> **SHORT EXERCISE**
Please return these lines unchanged, starting at the line that contains "stacked-bar-2029 [403,255,433,412]" and stopping after the line that contains "segment-2026-north-america [189,396,219,412]".

[START EXERCISE DATA]

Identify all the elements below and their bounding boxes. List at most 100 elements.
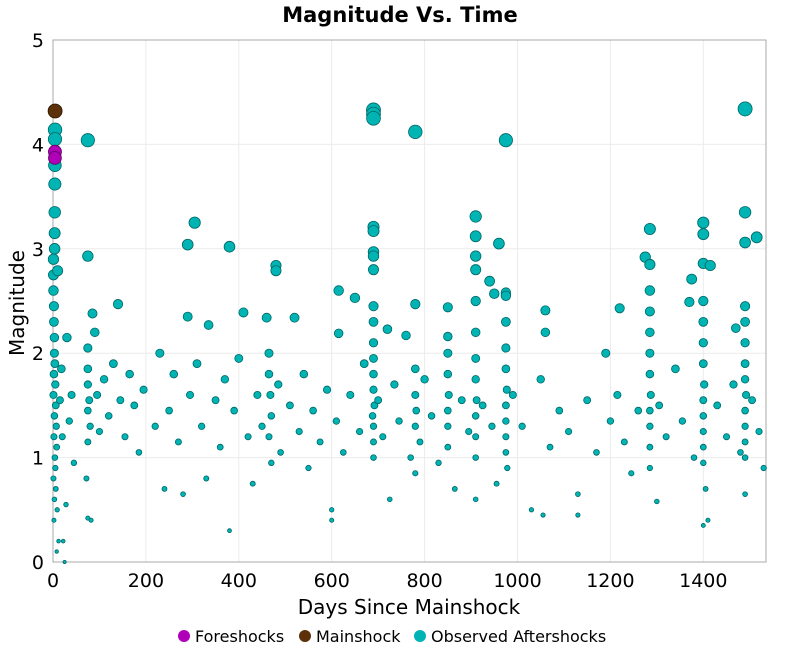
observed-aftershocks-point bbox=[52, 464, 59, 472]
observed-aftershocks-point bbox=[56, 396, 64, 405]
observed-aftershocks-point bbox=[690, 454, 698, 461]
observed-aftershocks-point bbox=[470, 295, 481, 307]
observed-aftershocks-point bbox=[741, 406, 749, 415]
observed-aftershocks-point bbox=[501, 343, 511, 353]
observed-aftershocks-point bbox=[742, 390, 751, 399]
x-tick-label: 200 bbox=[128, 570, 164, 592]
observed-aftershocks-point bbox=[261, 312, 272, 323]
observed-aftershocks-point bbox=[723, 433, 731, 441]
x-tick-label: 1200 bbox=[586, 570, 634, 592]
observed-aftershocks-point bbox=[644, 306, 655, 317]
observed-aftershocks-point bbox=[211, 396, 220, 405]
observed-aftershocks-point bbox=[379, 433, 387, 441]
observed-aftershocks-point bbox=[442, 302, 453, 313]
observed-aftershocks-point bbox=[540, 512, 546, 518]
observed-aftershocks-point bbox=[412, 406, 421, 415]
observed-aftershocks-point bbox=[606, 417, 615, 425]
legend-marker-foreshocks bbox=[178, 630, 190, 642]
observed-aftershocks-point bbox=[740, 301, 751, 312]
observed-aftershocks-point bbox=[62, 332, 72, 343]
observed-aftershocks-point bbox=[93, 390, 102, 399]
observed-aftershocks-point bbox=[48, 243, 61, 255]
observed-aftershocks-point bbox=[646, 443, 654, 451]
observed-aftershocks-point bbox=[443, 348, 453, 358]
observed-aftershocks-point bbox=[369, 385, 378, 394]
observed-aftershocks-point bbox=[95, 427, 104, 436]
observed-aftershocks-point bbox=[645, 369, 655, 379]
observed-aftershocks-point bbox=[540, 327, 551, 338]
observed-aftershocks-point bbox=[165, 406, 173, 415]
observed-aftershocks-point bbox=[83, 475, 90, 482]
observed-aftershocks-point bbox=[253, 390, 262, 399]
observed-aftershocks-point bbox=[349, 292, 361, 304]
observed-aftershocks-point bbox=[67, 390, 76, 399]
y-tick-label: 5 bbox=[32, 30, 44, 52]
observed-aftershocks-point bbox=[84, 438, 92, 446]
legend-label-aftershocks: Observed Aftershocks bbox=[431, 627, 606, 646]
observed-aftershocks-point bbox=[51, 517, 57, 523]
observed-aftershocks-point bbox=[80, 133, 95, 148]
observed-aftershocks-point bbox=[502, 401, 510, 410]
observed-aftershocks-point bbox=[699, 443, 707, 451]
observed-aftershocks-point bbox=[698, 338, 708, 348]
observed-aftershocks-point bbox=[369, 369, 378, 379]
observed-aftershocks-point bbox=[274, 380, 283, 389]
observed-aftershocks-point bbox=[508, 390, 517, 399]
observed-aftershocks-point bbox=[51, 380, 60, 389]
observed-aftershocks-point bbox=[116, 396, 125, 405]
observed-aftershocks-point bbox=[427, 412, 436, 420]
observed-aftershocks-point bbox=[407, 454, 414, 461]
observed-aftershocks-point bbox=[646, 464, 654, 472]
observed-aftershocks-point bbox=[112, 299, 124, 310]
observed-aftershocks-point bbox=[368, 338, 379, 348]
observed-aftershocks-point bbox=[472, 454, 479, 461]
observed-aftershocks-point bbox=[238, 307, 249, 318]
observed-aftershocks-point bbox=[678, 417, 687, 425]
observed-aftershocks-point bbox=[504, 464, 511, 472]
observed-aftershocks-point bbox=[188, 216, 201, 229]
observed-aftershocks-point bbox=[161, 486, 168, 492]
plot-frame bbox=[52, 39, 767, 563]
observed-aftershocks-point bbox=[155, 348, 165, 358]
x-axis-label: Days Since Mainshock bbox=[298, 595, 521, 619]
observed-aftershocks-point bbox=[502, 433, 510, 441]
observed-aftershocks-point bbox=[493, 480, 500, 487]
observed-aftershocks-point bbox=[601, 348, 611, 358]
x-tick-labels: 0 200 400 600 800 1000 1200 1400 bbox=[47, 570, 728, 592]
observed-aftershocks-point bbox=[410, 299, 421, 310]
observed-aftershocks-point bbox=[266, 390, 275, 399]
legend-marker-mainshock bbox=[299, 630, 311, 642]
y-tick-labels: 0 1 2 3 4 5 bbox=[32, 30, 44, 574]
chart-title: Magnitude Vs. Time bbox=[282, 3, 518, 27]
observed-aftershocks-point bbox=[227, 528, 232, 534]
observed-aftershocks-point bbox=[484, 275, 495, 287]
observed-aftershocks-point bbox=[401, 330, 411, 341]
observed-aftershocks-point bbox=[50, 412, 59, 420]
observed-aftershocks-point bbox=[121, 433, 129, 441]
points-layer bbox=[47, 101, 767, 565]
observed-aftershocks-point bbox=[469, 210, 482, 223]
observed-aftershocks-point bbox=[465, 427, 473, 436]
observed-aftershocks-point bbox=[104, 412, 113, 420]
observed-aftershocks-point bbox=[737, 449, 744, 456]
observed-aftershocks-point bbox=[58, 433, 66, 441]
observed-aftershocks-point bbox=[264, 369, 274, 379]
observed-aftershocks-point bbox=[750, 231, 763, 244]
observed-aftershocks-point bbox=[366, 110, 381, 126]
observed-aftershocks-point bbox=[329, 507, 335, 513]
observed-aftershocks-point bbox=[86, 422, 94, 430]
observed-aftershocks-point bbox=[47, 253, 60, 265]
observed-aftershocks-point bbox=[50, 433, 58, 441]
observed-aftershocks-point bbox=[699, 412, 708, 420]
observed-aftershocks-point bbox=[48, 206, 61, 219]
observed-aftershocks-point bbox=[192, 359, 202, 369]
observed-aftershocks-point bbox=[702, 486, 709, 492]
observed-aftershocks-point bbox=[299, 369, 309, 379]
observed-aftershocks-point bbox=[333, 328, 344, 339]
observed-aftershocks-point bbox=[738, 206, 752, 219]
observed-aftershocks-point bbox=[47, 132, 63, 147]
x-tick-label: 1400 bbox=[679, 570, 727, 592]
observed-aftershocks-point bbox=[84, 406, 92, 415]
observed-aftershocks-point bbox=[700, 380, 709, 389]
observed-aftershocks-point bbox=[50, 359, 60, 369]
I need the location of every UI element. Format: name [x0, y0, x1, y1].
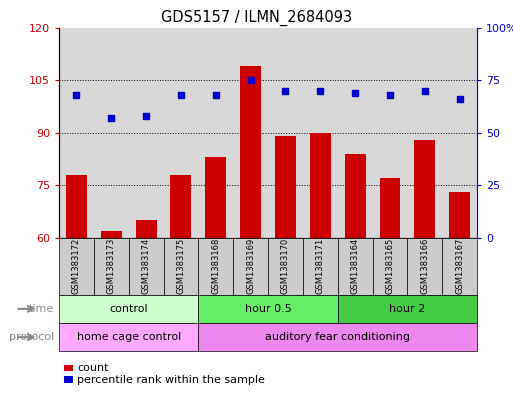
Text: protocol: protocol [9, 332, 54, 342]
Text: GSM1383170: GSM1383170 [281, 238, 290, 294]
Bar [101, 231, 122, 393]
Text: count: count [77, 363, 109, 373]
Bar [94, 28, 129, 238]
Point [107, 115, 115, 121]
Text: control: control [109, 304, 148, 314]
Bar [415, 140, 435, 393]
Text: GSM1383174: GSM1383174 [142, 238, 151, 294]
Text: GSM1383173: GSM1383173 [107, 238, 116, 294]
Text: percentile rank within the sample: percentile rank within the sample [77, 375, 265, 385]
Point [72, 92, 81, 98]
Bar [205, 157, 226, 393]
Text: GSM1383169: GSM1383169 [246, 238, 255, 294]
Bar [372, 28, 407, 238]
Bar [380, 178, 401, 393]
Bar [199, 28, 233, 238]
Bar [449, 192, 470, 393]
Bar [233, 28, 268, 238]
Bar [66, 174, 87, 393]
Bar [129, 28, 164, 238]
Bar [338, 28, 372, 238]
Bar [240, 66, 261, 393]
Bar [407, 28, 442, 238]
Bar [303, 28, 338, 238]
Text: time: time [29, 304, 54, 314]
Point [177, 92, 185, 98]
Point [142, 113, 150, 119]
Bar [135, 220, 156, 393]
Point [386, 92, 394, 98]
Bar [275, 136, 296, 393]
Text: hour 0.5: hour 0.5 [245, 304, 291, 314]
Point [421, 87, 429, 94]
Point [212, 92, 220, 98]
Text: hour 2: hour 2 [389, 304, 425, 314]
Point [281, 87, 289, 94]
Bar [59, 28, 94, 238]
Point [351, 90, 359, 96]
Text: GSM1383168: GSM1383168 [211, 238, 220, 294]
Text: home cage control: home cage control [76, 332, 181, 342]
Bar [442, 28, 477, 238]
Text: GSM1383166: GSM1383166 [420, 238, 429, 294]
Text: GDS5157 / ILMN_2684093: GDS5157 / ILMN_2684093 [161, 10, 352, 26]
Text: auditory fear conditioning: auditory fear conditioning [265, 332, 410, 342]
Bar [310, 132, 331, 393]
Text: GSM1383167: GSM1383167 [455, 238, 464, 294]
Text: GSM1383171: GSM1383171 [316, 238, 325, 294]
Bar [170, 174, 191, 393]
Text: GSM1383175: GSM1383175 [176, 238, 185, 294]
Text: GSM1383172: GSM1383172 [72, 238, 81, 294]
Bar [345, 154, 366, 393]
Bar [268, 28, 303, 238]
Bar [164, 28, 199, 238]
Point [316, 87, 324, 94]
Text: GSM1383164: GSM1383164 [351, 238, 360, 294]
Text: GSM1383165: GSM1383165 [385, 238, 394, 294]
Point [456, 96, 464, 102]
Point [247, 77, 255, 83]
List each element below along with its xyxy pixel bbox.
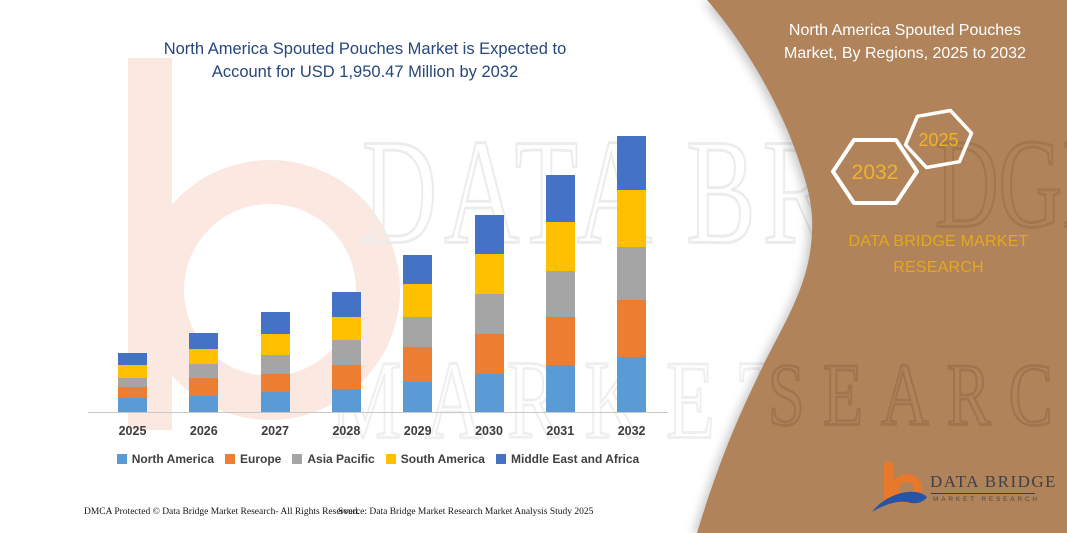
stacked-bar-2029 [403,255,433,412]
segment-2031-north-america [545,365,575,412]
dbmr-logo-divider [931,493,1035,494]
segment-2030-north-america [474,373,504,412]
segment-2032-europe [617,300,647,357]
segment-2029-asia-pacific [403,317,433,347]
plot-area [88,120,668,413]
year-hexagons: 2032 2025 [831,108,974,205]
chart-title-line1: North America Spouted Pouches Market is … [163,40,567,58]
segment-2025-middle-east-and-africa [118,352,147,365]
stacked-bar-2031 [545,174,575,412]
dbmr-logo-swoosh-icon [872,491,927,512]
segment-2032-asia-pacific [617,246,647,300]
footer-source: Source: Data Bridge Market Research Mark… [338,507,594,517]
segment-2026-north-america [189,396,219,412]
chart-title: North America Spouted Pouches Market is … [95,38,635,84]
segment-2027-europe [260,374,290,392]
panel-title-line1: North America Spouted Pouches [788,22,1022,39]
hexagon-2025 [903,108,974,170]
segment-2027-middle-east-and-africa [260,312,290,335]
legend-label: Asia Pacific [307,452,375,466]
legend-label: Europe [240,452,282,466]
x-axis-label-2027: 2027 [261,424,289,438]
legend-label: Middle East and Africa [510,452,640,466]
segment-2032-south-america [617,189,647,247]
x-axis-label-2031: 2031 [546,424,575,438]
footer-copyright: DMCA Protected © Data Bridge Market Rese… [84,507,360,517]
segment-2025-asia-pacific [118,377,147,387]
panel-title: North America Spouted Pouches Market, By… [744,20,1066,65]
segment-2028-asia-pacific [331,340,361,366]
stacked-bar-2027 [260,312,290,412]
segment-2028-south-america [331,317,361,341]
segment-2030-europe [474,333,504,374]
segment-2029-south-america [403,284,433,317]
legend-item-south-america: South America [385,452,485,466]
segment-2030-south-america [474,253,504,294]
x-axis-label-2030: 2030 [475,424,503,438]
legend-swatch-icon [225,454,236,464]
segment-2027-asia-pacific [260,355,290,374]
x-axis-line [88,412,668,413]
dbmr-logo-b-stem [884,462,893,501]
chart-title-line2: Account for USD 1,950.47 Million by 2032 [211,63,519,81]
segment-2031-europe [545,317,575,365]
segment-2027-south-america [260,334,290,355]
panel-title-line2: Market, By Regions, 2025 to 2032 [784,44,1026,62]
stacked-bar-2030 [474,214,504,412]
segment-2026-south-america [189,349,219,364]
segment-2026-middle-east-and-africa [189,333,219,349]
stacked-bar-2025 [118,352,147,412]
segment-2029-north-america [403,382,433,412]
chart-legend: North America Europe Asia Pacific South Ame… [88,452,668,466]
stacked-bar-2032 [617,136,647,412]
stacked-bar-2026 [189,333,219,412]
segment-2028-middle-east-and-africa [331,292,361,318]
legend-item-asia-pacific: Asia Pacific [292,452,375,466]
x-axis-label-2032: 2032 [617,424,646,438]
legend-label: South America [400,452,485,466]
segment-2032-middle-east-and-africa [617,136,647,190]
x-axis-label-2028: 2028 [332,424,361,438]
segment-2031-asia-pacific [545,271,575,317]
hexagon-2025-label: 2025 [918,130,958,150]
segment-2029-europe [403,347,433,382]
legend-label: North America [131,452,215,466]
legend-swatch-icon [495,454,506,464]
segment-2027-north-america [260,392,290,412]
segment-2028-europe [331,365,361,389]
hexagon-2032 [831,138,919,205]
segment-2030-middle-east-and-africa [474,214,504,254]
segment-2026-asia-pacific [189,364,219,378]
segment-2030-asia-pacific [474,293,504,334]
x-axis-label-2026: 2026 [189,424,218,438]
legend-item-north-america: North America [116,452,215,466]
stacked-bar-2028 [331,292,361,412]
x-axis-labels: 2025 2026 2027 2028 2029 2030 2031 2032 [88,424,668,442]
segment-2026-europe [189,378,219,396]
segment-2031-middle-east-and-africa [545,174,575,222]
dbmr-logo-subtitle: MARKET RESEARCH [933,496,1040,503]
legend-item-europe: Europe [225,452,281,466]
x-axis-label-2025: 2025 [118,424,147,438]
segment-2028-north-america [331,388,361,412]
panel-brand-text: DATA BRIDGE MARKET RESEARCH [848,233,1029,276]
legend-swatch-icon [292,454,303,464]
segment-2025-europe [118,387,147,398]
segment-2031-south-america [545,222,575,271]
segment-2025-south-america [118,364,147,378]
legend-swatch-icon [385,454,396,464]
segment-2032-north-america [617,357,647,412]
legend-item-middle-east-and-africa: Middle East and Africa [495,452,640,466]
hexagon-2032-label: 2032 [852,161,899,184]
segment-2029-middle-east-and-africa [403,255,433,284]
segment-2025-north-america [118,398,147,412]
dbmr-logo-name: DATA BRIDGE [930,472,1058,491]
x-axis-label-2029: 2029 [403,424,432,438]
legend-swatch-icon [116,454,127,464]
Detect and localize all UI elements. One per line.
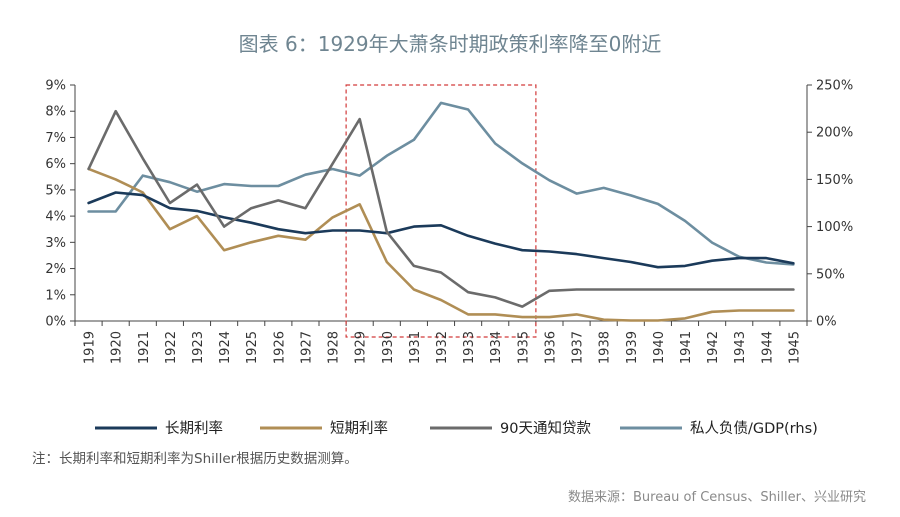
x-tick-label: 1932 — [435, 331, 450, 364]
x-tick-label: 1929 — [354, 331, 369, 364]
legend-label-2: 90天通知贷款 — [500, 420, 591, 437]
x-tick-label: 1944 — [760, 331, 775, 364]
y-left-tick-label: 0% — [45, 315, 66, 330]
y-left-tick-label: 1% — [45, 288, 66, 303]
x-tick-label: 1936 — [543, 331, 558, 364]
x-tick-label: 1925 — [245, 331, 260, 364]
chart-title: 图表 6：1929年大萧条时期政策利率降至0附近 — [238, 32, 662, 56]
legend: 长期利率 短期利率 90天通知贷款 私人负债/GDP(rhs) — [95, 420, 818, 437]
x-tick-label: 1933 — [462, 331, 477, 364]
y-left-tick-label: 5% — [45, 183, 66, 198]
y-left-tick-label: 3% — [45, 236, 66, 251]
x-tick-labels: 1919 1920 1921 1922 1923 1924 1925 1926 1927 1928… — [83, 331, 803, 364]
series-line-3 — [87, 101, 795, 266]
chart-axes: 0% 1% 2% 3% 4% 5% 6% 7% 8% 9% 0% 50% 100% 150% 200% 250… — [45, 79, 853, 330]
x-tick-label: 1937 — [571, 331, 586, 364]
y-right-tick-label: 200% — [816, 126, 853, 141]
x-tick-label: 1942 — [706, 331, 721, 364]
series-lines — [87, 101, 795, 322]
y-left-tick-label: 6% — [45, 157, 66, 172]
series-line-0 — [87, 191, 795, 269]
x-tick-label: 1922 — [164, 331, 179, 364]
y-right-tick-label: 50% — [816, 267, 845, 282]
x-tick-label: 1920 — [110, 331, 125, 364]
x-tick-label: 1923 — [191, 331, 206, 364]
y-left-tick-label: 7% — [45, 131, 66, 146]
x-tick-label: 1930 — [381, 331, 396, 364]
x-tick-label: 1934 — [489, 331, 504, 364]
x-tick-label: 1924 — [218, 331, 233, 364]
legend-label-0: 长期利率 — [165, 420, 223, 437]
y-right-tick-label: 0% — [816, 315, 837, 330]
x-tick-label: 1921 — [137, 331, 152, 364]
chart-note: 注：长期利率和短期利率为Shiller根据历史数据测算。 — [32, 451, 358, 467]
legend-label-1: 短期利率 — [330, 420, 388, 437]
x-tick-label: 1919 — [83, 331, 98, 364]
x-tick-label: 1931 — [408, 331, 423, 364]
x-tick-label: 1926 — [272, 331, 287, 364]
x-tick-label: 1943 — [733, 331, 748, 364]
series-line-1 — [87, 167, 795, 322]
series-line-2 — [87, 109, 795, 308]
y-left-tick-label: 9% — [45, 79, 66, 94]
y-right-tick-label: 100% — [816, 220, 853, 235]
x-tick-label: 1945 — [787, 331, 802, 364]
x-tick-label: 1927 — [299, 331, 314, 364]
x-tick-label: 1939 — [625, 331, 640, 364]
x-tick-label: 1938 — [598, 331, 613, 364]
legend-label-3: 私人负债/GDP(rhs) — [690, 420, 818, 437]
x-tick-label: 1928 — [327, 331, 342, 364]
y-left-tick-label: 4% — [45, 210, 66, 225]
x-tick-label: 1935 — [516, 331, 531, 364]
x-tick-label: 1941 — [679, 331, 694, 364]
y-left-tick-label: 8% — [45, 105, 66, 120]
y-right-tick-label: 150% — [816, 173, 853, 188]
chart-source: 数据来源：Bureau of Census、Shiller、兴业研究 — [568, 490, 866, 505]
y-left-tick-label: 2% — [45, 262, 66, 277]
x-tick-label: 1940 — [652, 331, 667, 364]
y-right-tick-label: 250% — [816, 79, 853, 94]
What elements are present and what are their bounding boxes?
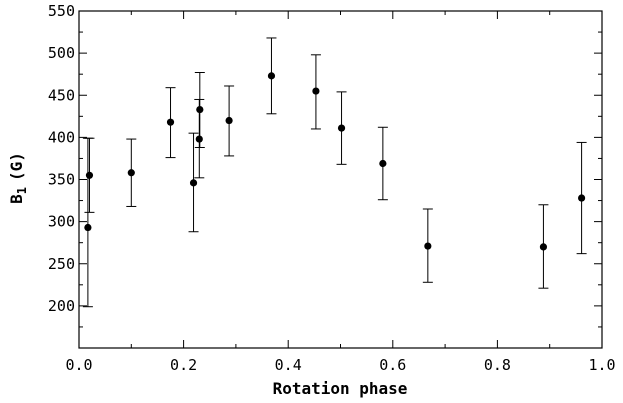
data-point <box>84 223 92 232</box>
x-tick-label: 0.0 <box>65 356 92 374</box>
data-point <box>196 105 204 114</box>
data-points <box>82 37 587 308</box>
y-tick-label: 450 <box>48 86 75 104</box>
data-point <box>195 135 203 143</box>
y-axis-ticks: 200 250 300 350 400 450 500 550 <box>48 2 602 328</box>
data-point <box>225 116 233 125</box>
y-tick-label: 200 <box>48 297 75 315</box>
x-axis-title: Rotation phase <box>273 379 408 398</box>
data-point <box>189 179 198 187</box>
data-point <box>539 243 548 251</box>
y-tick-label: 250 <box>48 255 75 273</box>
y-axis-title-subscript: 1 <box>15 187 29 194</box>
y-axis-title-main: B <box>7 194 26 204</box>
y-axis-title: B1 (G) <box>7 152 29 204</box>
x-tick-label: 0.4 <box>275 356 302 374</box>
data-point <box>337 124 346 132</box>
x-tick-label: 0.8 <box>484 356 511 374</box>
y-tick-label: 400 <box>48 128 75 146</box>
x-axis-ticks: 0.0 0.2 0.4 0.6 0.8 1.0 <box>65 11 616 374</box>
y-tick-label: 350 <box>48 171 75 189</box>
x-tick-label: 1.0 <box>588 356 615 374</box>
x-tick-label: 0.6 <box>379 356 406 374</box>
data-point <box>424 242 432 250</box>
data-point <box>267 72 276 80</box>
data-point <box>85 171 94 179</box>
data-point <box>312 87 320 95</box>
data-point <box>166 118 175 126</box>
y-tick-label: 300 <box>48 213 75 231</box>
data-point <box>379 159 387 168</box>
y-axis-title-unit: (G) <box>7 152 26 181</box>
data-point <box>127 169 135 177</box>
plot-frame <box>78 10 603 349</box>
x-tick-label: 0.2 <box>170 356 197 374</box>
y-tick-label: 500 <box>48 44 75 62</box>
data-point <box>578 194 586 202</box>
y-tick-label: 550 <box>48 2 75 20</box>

[END EXERCISE DATA]

> **EXERCISE SOLUTION**
stacked-bar-2029 [403,255,433,412]
segment-2031-north-america [545,365,575,412]
dbmr-logo-divider [931,493,1035,494]
segment-2030-north-america [474,373,504,412]
segment-2032-europe [617,300,647,357]
segment-2029-asia-pacific [403,317,433,347]
plot-area [88,120,668,413]
year-hexagons: 2032 2025 [831,108,974,205]
chart-title-line1: North America Spouted Pouches Market is … [163,40,567,58]
segment-2025-middle-east-and-africa [118,352,147,365]
stacked-bar-2031 [545,174,575,412]
dbmr-logo-swoosh-icon [872,491,927,512]
segment-2032-asia-pacific [617,246,647,300]
footer-source: Source: Data Bridge Market Research Mark… [338,507,594,517]
segment-2026-north-america [189,396,219,412]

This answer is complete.